DATA LISTING:

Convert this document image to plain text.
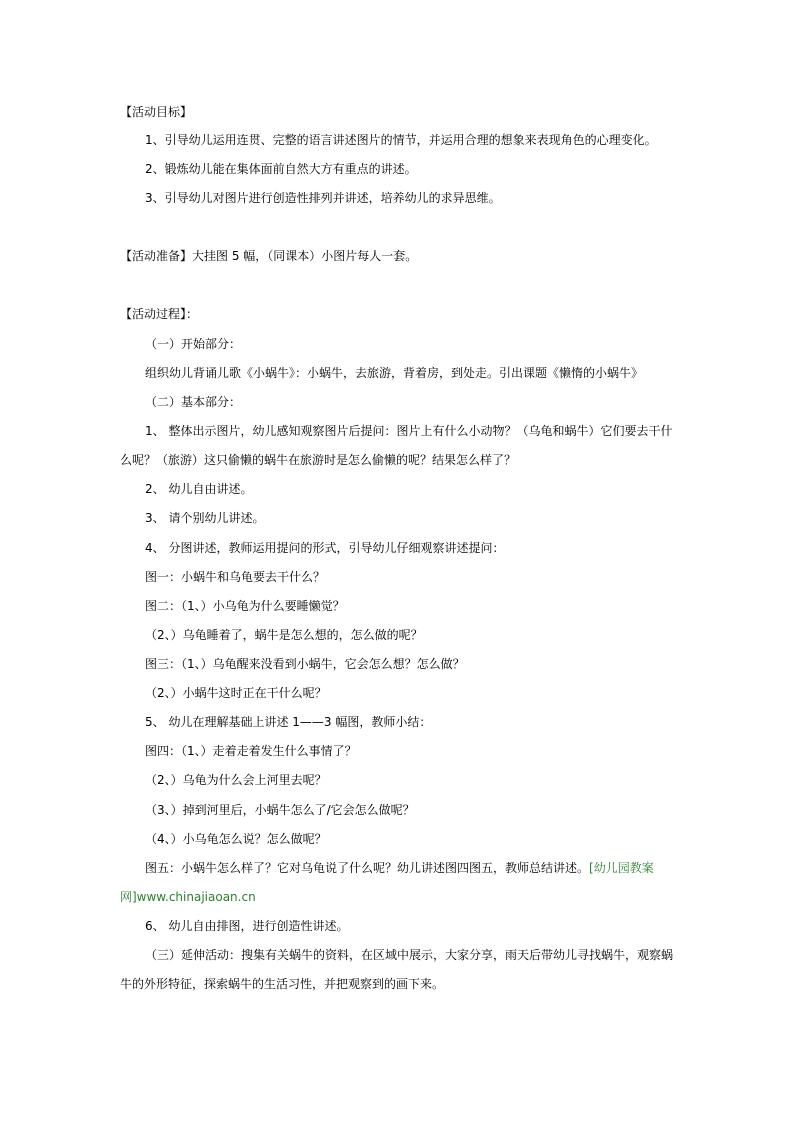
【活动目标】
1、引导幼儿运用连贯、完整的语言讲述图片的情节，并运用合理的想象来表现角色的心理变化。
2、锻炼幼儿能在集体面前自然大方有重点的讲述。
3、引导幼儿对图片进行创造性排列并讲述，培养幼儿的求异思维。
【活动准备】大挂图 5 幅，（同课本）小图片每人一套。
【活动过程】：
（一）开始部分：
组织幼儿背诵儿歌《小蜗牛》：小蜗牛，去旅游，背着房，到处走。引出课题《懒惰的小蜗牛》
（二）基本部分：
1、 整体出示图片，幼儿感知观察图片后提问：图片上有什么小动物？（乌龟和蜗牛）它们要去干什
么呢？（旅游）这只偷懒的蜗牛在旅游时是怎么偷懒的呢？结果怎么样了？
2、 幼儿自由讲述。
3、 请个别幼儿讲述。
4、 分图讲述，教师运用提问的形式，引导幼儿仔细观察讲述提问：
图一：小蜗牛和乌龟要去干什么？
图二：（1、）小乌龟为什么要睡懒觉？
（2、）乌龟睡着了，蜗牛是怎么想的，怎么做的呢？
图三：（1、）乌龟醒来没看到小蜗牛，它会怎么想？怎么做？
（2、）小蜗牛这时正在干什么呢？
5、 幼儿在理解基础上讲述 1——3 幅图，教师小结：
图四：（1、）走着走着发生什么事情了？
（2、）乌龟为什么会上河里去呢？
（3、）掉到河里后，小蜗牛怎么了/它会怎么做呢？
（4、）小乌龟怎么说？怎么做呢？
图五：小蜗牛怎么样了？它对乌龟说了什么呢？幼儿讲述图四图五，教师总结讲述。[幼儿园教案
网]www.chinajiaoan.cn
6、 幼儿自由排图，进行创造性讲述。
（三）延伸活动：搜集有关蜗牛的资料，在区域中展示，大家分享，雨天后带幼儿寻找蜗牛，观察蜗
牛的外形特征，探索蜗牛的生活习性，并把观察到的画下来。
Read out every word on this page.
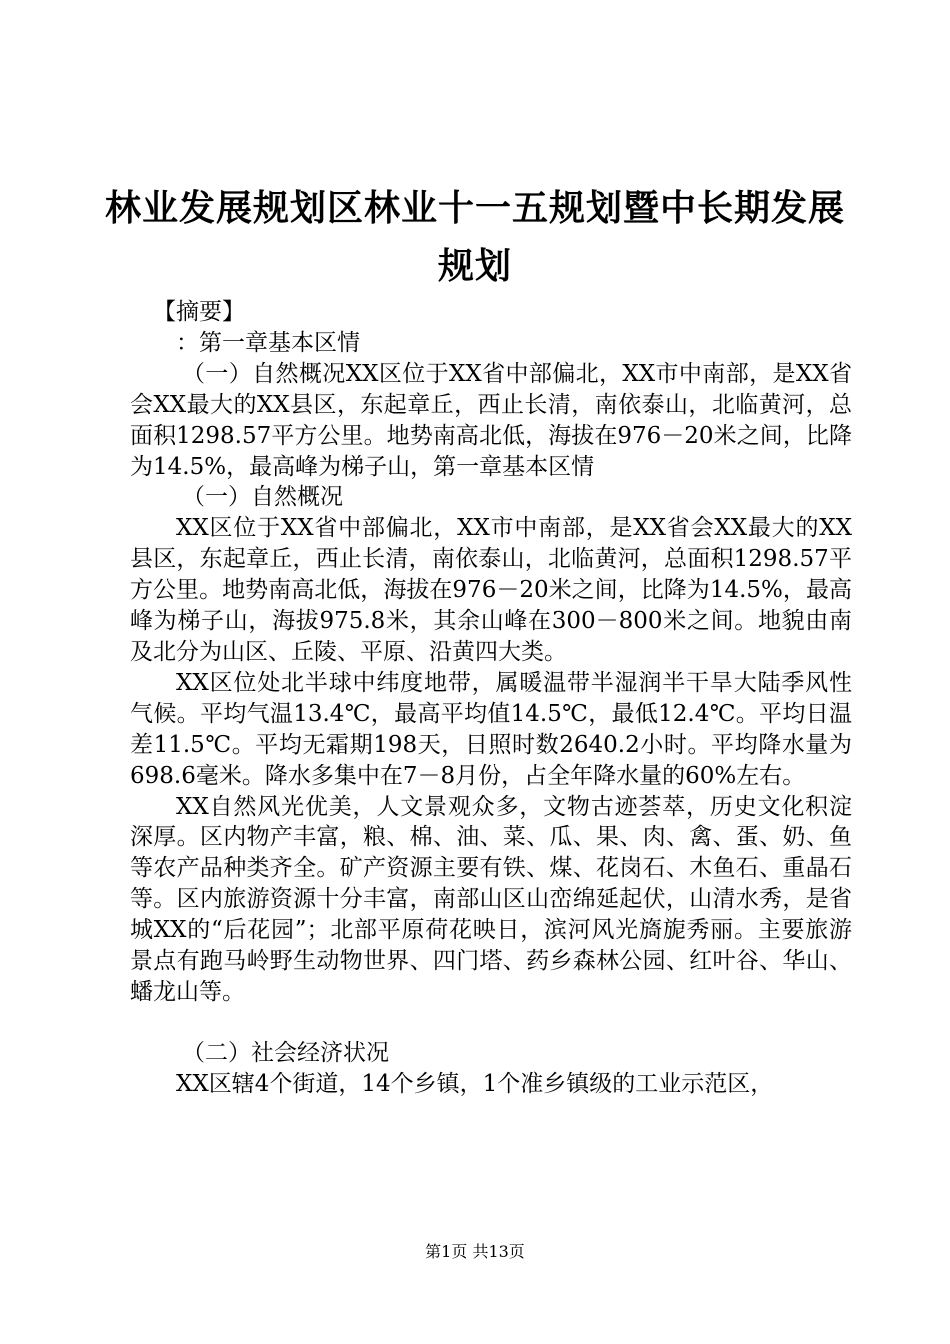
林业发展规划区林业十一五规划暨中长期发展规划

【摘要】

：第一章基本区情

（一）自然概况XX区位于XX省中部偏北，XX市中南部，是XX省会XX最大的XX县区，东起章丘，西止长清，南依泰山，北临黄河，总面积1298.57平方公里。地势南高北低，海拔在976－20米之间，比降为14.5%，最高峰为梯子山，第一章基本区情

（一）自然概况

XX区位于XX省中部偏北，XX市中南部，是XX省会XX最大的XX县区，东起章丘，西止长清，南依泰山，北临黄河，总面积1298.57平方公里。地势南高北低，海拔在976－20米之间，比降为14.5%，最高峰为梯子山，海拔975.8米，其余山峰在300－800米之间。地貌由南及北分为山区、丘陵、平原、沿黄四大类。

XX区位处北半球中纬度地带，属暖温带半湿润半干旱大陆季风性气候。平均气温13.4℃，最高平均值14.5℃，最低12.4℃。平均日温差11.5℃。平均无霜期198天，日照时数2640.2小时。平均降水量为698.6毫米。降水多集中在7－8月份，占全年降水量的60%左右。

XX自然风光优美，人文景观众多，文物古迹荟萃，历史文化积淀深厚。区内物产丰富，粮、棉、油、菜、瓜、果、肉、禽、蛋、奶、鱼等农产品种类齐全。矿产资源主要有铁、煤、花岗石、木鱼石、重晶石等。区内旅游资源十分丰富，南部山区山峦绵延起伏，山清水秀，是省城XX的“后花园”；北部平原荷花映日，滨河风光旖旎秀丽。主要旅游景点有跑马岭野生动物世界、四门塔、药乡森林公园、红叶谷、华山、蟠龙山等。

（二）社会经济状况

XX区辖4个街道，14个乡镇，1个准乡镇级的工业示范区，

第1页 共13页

WHAT IS BEING ASKED: Write out every line of the data that holds the word "南依泰山".

THE COMPLETED TASK:
（一）自然概况XX区位于XX省中部偏北，XX市中南部，是XX省会XX最大的XX县区，东起章丘，西止长清，南依泰山，北临黄河，总面积1298.57平方公里。地势南高北低，海拔在976－20米之间，比降为14.5%，最高峰为梯子山，第一章基本区情
XX区位于XX省中部偏北，XX市中南部，是XX省会XX最大的XX县区，东起章丘，西止长清，南依泰山，北临黄河，总面积1298.57平方公里。地势南高北低，海拔在976－20米之间，比降为14.5%，最高峰为梯子山，海拔975.8米，其余山峰在300－800米之间。地貌由南及北分为山区、丘陵、平原、沿黄四大类。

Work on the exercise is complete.